**WHAT THE TASK REQUIRES**
Show, in full, each line of the data that contains "title".

**AVAILABLE DATA**
****************
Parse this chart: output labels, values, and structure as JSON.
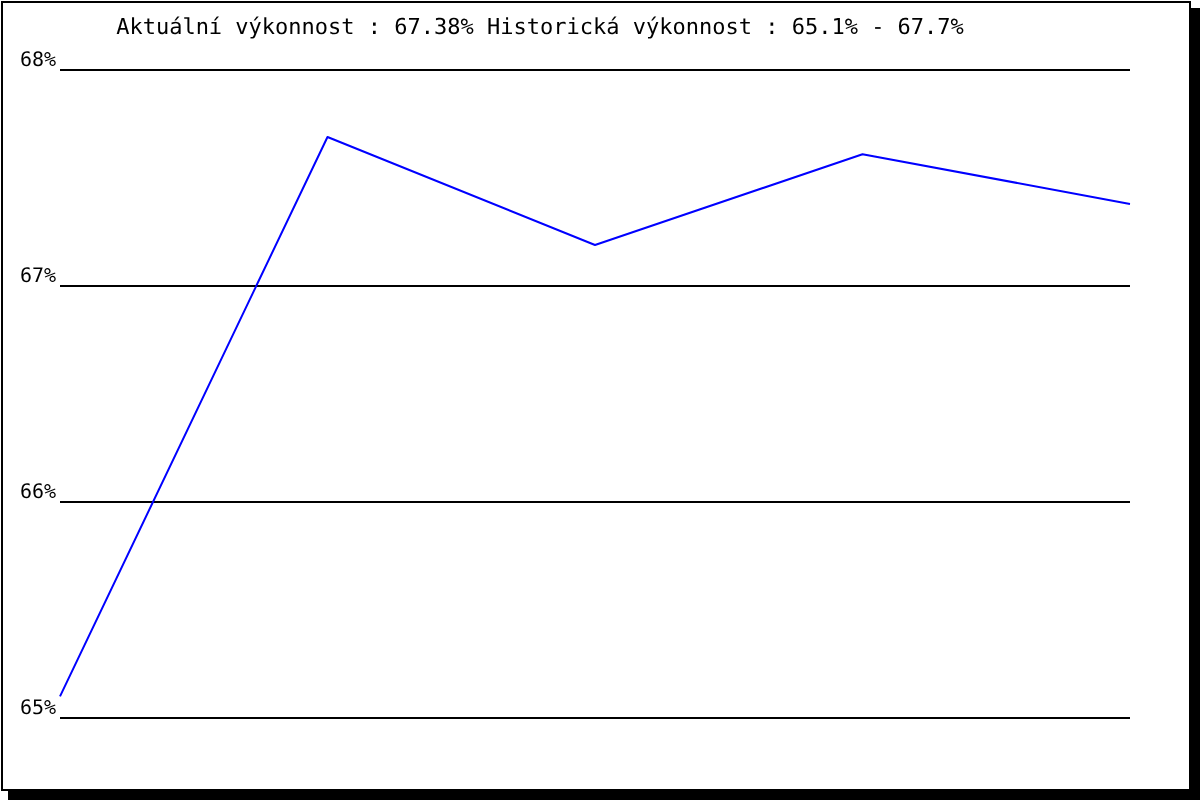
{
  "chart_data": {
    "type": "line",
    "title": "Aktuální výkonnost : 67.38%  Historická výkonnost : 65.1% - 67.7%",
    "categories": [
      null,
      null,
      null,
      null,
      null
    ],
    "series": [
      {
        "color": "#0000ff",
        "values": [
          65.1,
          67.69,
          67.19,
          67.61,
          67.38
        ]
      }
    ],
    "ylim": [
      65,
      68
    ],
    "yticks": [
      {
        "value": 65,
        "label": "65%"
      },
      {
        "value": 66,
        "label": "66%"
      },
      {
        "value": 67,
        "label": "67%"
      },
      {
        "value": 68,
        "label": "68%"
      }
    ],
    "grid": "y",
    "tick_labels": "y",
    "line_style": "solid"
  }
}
****************
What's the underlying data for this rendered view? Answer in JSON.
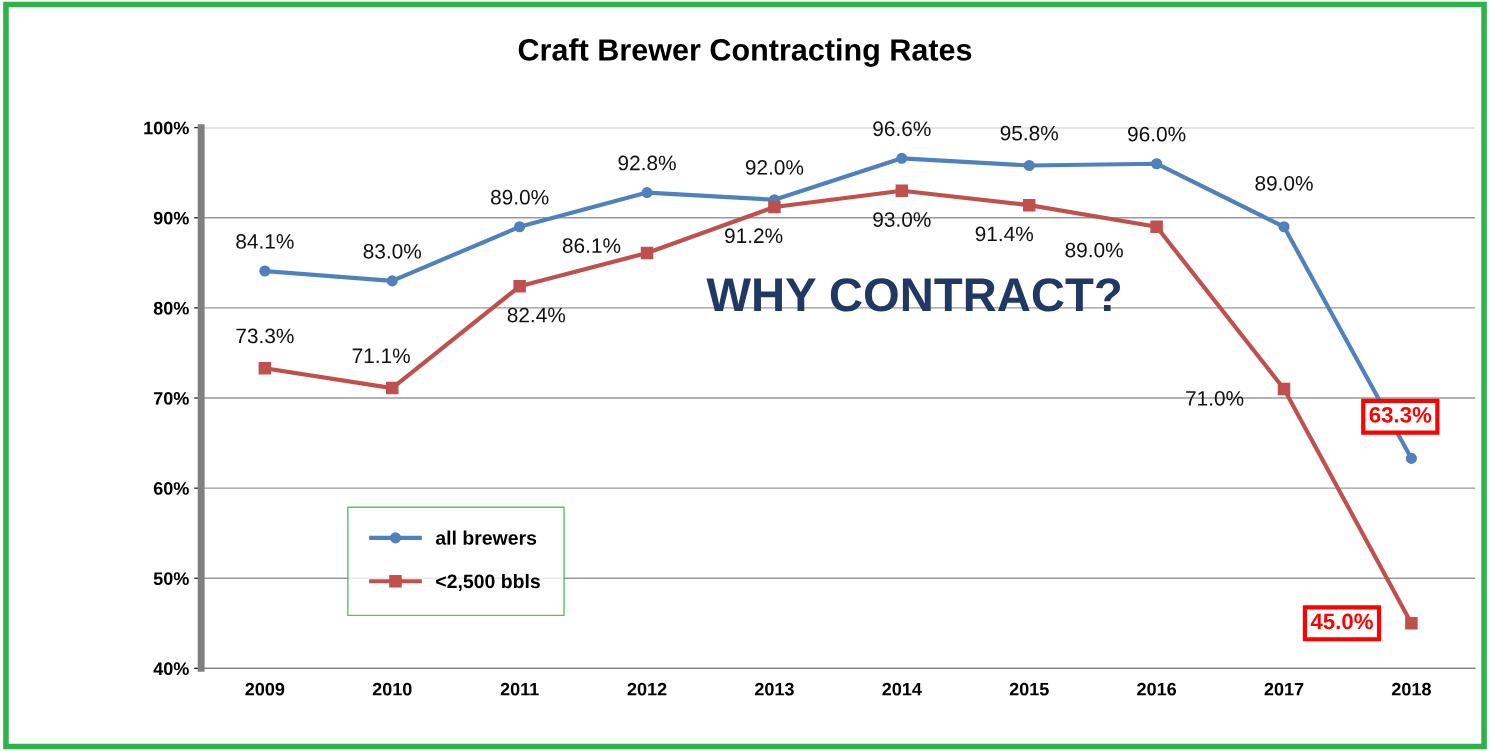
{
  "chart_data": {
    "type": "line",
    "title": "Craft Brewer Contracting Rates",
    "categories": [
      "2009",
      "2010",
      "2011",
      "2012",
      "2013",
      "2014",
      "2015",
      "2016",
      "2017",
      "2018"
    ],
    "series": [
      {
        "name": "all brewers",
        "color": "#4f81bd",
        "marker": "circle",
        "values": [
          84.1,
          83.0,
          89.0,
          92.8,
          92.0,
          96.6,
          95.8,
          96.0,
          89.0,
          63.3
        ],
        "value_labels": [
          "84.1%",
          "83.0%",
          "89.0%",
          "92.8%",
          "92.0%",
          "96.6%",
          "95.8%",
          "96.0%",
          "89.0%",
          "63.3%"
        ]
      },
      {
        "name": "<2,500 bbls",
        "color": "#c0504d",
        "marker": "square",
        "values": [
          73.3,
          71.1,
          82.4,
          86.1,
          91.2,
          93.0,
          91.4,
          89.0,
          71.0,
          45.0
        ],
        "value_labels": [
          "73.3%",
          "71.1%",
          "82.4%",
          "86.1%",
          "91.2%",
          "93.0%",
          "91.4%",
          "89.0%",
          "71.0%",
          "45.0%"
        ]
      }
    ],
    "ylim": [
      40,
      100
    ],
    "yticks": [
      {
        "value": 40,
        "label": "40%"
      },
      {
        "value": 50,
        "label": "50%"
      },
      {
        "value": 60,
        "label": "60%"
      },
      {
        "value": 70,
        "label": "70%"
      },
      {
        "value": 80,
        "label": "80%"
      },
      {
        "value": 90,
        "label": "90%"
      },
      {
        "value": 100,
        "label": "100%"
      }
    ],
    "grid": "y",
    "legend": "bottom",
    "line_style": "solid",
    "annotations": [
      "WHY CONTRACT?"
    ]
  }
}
****************
**RESULT OF THE TASK**
    "title": "Aktuální výkonnost : 67.38%  Historická výkonnost : 65.1% - 67.7%",
    "title": "Craft Brewer Contracting Rates",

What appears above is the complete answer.